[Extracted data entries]
______________________________

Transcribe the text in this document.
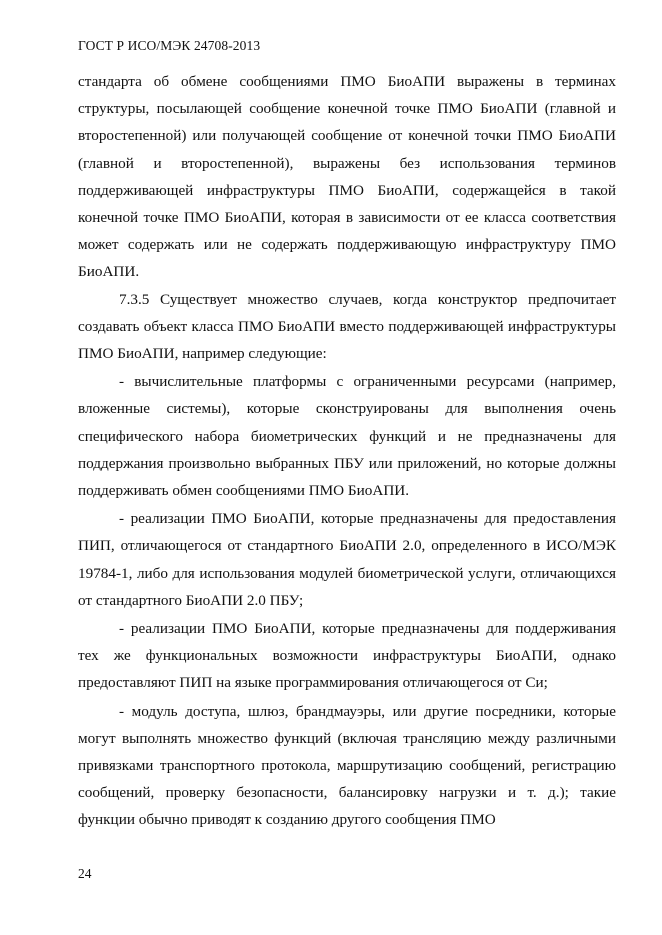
ГОСТ Р ИСО/МЭК 24708-2013

стандарта об обмене сообщениями ПМО БиоАПИ выражены в терминах структуры, посылающей сообщение конечной точке ПМО БиоАПИ (главной и второстепенной) или получающей сообщение от конечной точки ПМО БиоАПИ (главной и второстепенной), выражены без использования терминов поддерживающей инфраструктуры ПМО БиоАПИ, содержащейся в такой конечной точке ПМО БиоАПИ, которая в зависимости от ее класса соответствия может содержать или не содержать поддерживающую инфраструктуру ПМО БиоАПИ.

7.3.5 Существует множество случаев, когда конструктор предпочитает создавать объект класса ПМО БиоАПИ вместо поддерживающей инфраструктуры ПМО БиоАПИ, например следующие:

- вычислительные платформы с ограниченными ресурсами (например, вложенные системы), которые сконструированы для выполнения очень специфического набора биометрических функций и не предназначены для поддержания произвольно выбранных ПБУ или приложений, но которые должны поддерживать обмен сообщениями ПМО БиоАПИ.

- реализации ПМО БиоАПИ, которые предназначены для предоставления ПИП, отличающегося от стандартного БиоАПИ 2.0, определенного в ИСО/МЭК 19784-1, либо для использования модулей биометрической услуги, отличающихся от стандартного БиоАПИ 2.0 ПБУ;

- реализации ПМО БиоАПИ, которые предназначены для поддерживания тех же функциональных возможности инфраструктуры БиоАПИ, однако предоставляют ПИП на языке программирования отличающегося от Си;

- модуль доступа, шлюз, брандмауэры, или другие посредники, которые могут выполнять множество функций (включая трансляцию между различными привязками транспортного протокола, маршрутизацию сообщений, регистрацию сообщений, проверку безопасности, балансировку нагрузки и т. д.); такие функции обычно приводят к созданию другого сообщения ПМО

24
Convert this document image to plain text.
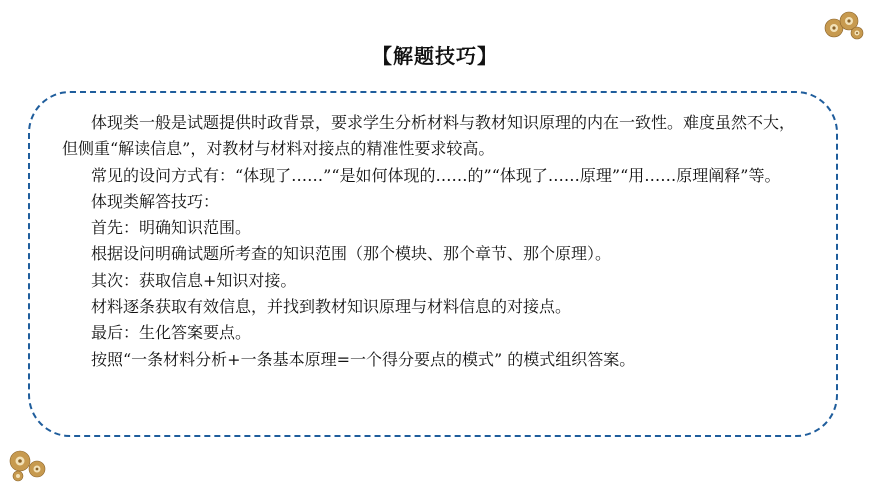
【解题技巧】

体现类一般是试题提供时政背景，要求学生分析材料与教材知识原理的内在一致性。难度虽然不大，但侧重“解读信息”，对教材与材料对接点的精准性要求较高。

常见的设问方式有：“体现了……”“是如何体现的……的”“体现了……原理”“用……原理阐释”等。

体现类解答技巧：

首先：明确知识范围。

根据设问明确试题所考查的知识范围（那个模块、那个章节、那个原理）。

其次：获取信息+知识对接。

材料逐条获取有效信息，并找到教材知识原理与材料信息的对接点。

最后：生化答案要点。

按照“一条材料分析+一条基本原理=一个得分要点的模式” 的模式组织答案。
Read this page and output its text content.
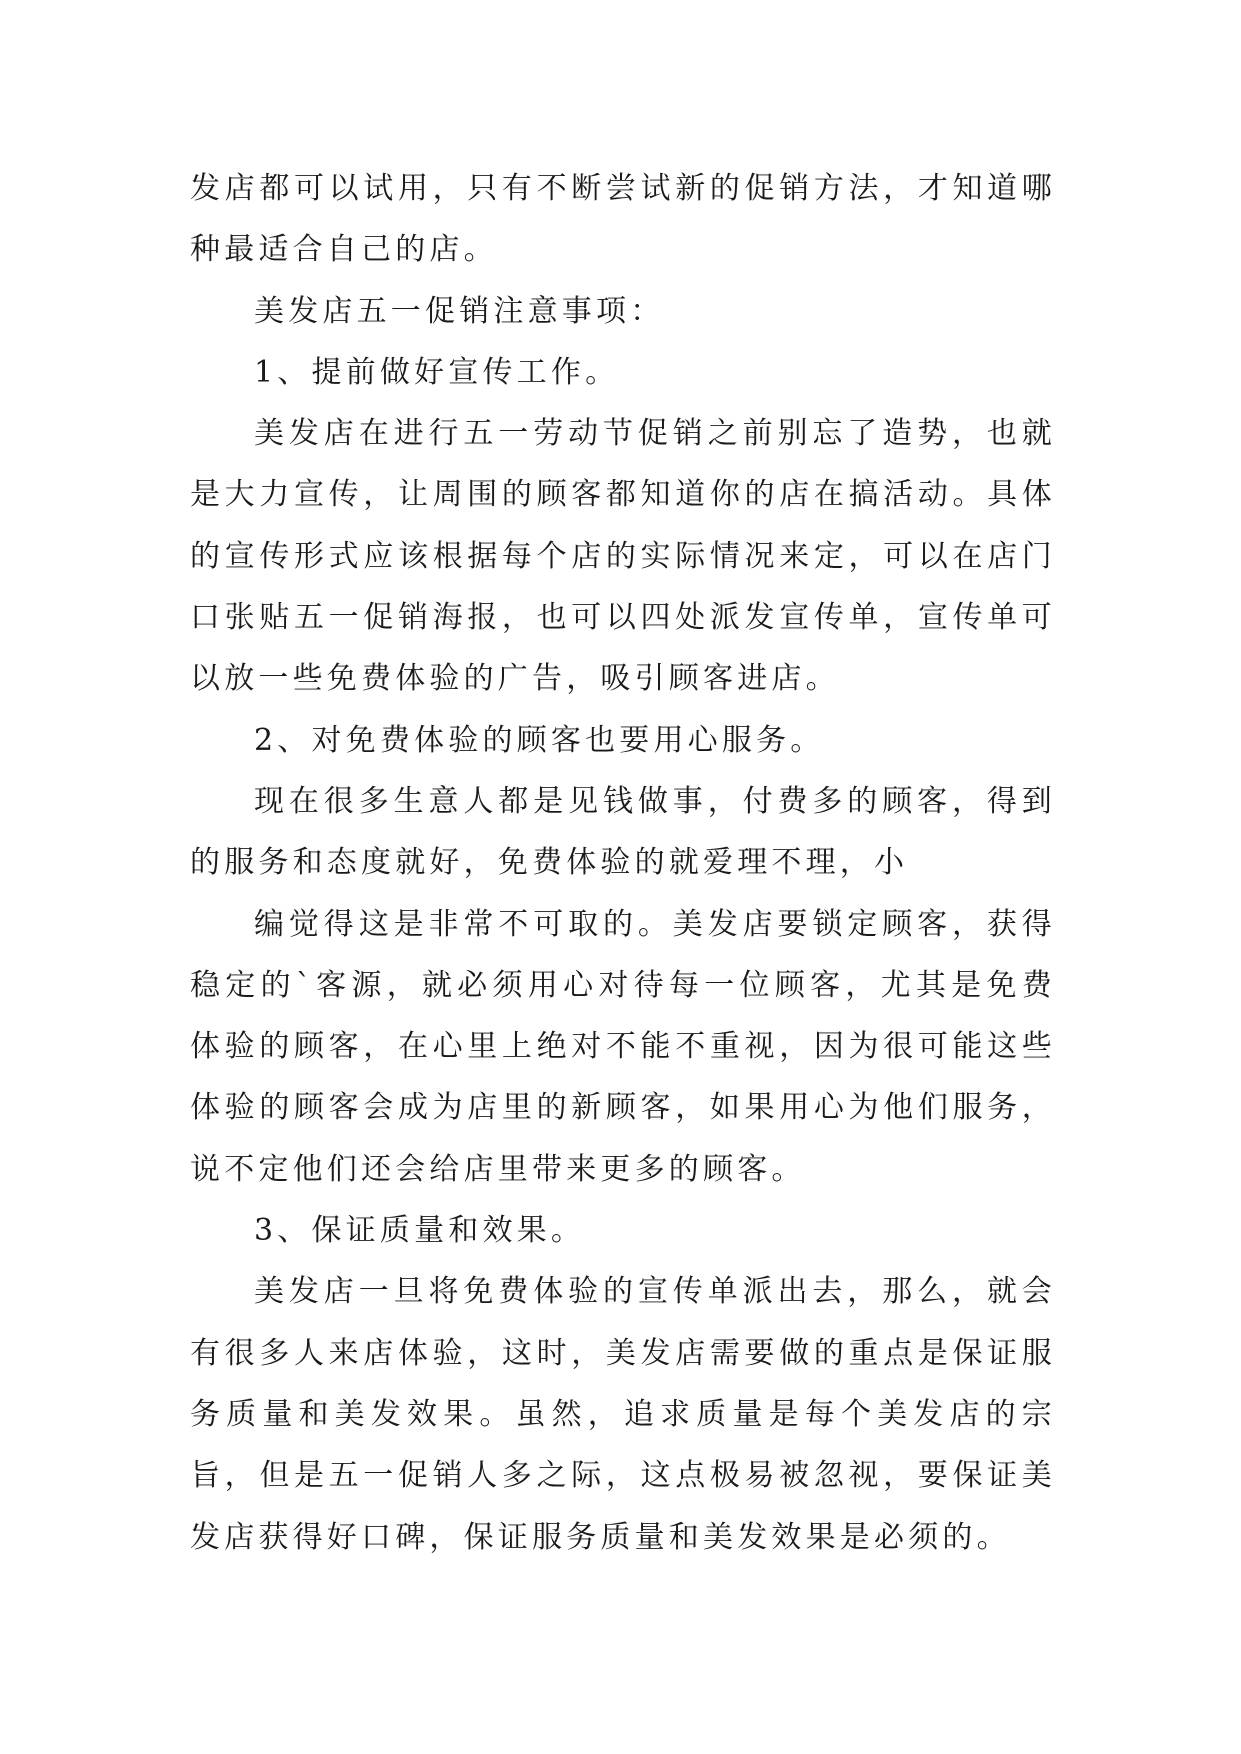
发店都可以试用，只有不断尝试新的促销方法，才知道哪种最适合自己的店。

美发店五一促销注意事项：

1、提前做好宣传工作。

美发店在进行五一劳动节促销之前别忘了造势，也就是大力宣传，让周围的顾客都知道你的店在搞活动。具体的宣传形式应该根据每个店的实际情况来定，可以在店门口张贴五一促销海报，也可以四处派发宣传单，宣传单可以放一些免费体验的广告，吸引顾客进店。

2、对免费体验的顾客也要用心服务。

现在很多生意人都是见钱做事，付费多的顾客，得到的服务和态度就好，免费体验的就爱理不理，小

编觉得这是非常不可取的。美发店要锁定顾客，获得稳定的`客源，就必须用心对待每一位顾客，尤其是免费体验的顾客，在心里上绝对不能不重视，因为很可能这些体验的顾客会成为店里的新顾客，如果用心为他们服务，说不定他们还会给店里带来更多的顾客。

3、保证质量和效果。

美发店一旦将免费体验的宣传单派出去，那么，就会有很多人来店体验，这时，美发店需要做的重点是保证服务质量和美发效果。虽然，追求质量是每个美发店的宗旨，但是五一促销人多之际，这点极易被忽视，要保证美发店获得好口碑，保证服务质量和美发效果是必须的。
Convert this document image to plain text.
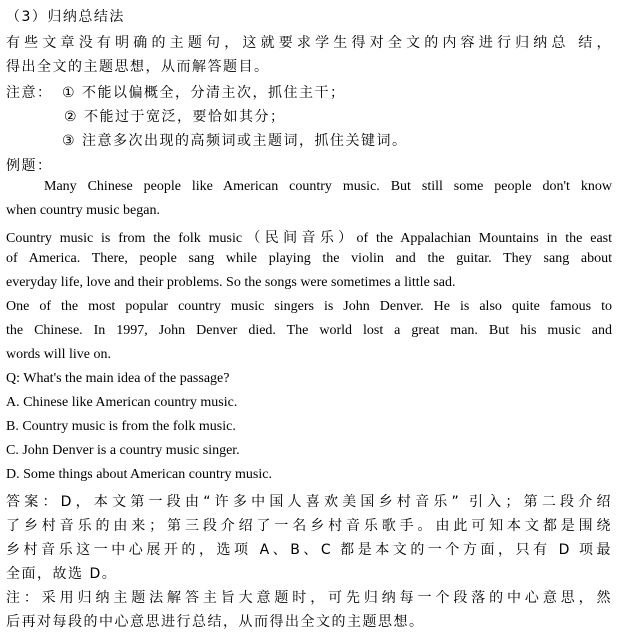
（3）归纳总结法

有些文章没有明确的主题句，这就要求学生得对全文的内容进行归纳总 结，

得出全文的主题思想，从而解答题目。

注意： ① 不能以偏概全，分清主次，抓住主干；

② 不能过于宽泛，要恰如其分；

③ 注意多次出现的高频词或主题词，抓住关键词。

例题：

Many Chinese people like American country music. But still some people don't know

when country music began.

Country music is from the folk music（民间音乐）of the Appalachian Mountains in the east

of America. There, people sang while playing the violin and the guitar. They sang about

everyday life, love and their problems. So the songs were sometimes a little sad.

One of the most popular country music singers is John Denver. He is also quite famous to

the Chinese. In 1997, John Denver died. The world lost a great man. But his music and

words will live on.

Q: What's the main idea of the passage?

A. Chinese like American country music.

B. Country music is from the folk music.

C. John Denver is a country music singer.

D. Some things about American country music.

答案：D，本文第一段由“许多中国人喜欢美国乡村音乐” 引入；第二段介绍

了乡村音乐的由来；第三段介绍了一名乡村音乐歌手。由此可知本文都是围绕

乡村音乐这一中心展开的，选项 A、B、C 都是本文的一个方面，只有 D 项最

全面，故选 D。

注：采用归纳主题法解答主旨大意题时，可先归纳每一个段落的中心意思，然

后再对每段的中心意思进行总结，从而得出全文的主题思想。
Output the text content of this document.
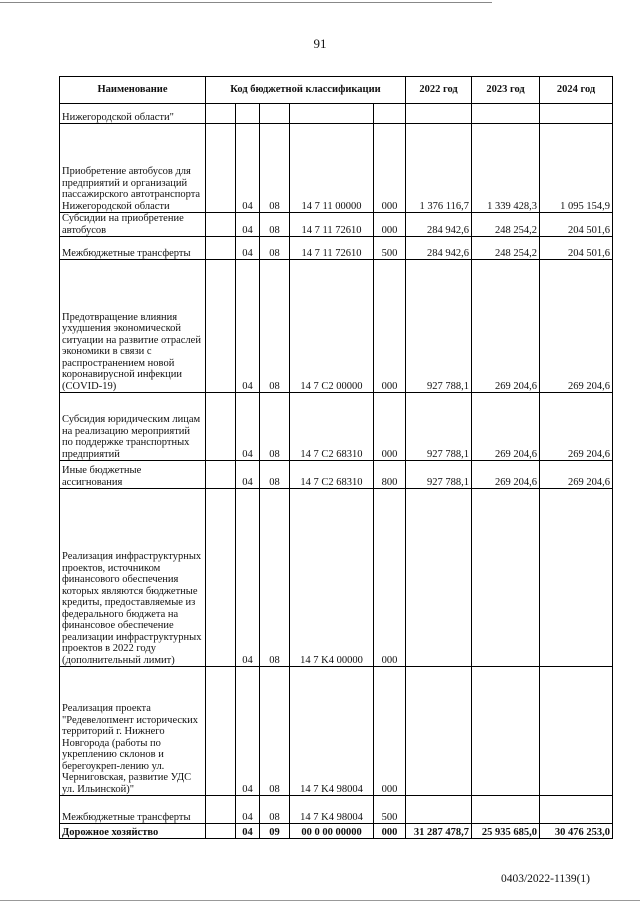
91
Наименование	Код бюджетной классификации					2022 год	2023 год	2024 год
Нижегородской области"								
Приобретение автобусов для предприятий и организаций пассажирского автотранспорта Нижегородской области		04	08	14 7 11 00000	000	1 376 116,7	1 339 428,3	1 095 154,9
Субсидии на приобретение автобусов		04	08	14 7 11 72610	000	284 942,6	248 254,2	204 501,6
Межбюджетные трансферты		04	08	14 7 11 72610	500	284 942,6	248 254,2	204 501,6
Предотвращение влияния ухудшения экономической ситуации на развитие отраслей экономики в связи с распространением новой коронавирусной инфекции (COVID-19)		04	08	14 7 C2 00000	000	927 788,1	269 204,6	269 204,6
Субсидия юридическим лицам на реализацию мероприятий по поддержке транспортных предприятий		04	08	14 7 C2 68310	000	927 788,1	269 204,6	269 204,6
Иные бюджетные ассигнования		04	08	14 7 C2 68310	800	927 788,1	269 204,6	269 204,6
Реализация инфраструктурных проектов, источником финансового обеспечения которых являются бюджетные кредиты, предоставляемые из федерального бюджета на финансовое обеспечение реализации инфраструктурных проектов в 2022 году (дополнительный лимит)		04	08	14 7 K4 00000	000			
Реализация проекта "Редевелопмент исторических территорий г. Нижнего Новгорода (работы по укреплению склонов и берегоукреп-лению ул. Черниговская, развитие УДС ул. Ильинской)"		04	08	14 7 K4 98004	000			
Межбюджетные трансферты		04	08	14 7 K4 98004	500			
Дорожное хозяйство		04	09	00 0 00 00000	000	31 287 478,7	25 935 685,0	30 476 253,0
0403/2022-1139(1)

______________________________

◆ Stated problem:
Find and copy each line above that includes the string "John".

◆ Exercise result:
One of the most popular country music singers is John Denver. He is also quite famous to
the Chinese. In 1997, John Denver died. The world lost a great man. But his music and
C. John Denver is a country music singer.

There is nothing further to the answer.